# AVAILABLE DATA start
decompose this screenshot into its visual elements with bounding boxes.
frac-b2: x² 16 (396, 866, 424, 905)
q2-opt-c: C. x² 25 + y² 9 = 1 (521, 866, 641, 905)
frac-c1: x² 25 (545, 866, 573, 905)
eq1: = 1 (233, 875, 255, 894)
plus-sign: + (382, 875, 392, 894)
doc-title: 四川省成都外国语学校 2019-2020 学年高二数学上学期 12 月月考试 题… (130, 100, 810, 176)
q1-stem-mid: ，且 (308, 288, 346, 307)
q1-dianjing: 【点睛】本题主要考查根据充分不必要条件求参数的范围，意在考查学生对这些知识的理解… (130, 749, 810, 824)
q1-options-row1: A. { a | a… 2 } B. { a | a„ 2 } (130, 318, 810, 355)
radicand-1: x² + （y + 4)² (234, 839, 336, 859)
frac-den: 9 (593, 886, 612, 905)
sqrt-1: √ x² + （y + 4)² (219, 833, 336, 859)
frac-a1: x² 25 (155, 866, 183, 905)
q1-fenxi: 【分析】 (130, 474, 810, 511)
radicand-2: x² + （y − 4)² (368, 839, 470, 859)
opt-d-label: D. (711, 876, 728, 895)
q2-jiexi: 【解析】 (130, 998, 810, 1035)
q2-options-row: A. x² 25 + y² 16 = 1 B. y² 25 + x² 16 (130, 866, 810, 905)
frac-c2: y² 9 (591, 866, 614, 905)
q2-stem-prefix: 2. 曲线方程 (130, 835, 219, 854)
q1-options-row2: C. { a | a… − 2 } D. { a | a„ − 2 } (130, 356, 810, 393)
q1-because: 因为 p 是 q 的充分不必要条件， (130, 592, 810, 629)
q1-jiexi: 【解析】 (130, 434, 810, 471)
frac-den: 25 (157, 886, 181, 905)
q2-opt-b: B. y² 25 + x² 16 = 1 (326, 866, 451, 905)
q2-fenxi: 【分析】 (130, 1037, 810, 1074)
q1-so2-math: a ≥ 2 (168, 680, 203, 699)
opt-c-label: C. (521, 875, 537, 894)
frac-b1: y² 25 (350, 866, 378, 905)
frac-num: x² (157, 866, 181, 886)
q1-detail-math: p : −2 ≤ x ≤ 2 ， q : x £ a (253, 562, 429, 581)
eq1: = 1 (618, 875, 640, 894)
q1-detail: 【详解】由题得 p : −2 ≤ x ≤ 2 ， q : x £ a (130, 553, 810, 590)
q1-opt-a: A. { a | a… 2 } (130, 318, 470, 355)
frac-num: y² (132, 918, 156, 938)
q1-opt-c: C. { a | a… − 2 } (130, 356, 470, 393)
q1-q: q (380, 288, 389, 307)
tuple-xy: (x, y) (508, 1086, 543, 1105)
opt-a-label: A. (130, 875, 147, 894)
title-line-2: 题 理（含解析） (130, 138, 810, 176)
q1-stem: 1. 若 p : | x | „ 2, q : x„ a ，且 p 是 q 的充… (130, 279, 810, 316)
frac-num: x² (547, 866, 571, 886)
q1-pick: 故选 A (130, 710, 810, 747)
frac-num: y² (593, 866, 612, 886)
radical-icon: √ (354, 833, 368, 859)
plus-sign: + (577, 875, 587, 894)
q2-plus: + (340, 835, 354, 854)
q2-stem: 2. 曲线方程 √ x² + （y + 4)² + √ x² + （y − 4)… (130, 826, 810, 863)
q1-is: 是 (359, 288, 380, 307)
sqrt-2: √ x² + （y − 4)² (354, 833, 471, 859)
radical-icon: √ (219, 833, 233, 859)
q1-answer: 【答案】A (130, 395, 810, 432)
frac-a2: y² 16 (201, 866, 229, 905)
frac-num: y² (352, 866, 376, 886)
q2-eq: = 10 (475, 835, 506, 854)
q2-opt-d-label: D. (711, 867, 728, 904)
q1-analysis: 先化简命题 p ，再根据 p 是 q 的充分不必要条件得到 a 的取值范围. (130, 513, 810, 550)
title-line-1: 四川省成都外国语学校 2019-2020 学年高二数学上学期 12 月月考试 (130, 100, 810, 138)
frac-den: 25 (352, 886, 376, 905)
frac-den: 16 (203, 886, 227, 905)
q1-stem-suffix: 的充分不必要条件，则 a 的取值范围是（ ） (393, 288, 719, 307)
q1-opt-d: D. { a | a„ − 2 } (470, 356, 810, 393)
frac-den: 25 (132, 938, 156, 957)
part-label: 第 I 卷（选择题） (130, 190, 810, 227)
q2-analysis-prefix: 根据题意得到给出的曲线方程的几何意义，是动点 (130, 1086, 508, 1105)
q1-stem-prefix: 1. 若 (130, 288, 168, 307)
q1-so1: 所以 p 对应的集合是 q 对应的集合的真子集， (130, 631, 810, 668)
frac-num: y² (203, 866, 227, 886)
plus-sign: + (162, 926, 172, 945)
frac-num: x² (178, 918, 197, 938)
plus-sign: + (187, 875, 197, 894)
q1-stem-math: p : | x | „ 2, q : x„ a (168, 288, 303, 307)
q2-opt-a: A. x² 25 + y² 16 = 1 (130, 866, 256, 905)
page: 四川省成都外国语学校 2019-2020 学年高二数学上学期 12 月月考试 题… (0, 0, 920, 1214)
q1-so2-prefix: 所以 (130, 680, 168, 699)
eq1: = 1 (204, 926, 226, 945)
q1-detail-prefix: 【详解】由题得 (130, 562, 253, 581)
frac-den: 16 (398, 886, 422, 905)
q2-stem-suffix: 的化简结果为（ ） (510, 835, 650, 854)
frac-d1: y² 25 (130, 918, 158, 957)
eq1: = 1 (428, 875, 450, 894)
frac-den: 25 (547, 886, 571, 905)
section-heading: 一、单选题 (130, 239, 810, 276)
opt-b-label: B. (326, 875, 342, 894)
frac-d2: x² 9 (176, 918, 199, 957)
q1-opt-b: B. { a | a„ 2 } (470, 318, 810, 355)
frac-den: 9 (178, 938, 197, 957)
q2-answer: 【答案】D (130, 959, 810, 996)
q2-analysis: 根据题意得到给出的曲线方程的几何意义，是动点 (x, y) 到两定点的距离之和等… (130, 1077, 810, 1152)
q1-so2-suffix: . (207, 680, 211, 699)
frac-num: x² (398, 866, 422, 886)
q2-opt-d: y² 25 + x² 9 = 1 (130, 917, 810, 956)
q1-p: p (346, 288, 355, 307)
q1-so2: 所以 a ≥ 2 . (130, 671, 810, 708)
# AVAILABLE DATA end
**TASK TO COMPLETE**:
Copy the records word for word, beginning with the first line and ending with the line that contains "frac-c2: y² 9 (591, 866, 614, 905)".

**WRITTEN ANSWER**:
decompose this screenshot into its visual elements with bounding boxes.
frac-b2: x² 16 (396, 866, 424, 905)
q2-opt-c: C. x² 25 + y² 9 = 1 (521, 866, 641, 905)
frac-c1: x² 25 (545, 866, 573, 905)
eq1: = 1 (233, 875, 255, 894)
plus-sign: + (382, 875, 392, 894)
doc-title: 四川省成都外国语学校 2019-2020 学年高二数学上学期 12 月月考试 题… (130, 100, 810, 176)
q1-stem-mid: ，且 (308, 288, 346, 307)
q1-dianjing: 【点睛】本题主要考查根据充分不必要条件求参数的范围，意在考查学生对这些知识的理解… (130, 749, 810, 824)
q1-options-row1: A. { a | a… 2 } B. { a | a„ 2 } (130, 318, 810, 355)
radicand-1: x² + （y + 4)² (234, 839, 336, 859)
frac-den: 9 (593, 886, 612, 905)
sqrt-1: √ x² + （y + 4)² (219, 833, 336, 859)
frac-a1: x² 25 (155, 866, 183, 905)
q1-fenxi: 【分析】 (130, 474, 810, 511)
radicand-2: x² + （y − 4)² (368, 839, 470, 859)
opt-d-label: D. (711, 876, 728, 895)
q2-jiexi: 【解析】 (130, 998, 810, 1035)
q2-options-row: A. x² 25 + y² 16 = 1 B. y² 25 + x² 16 (130, 866, 810, 905)
frac-c2: y² 9 (591, 866, 614, 905)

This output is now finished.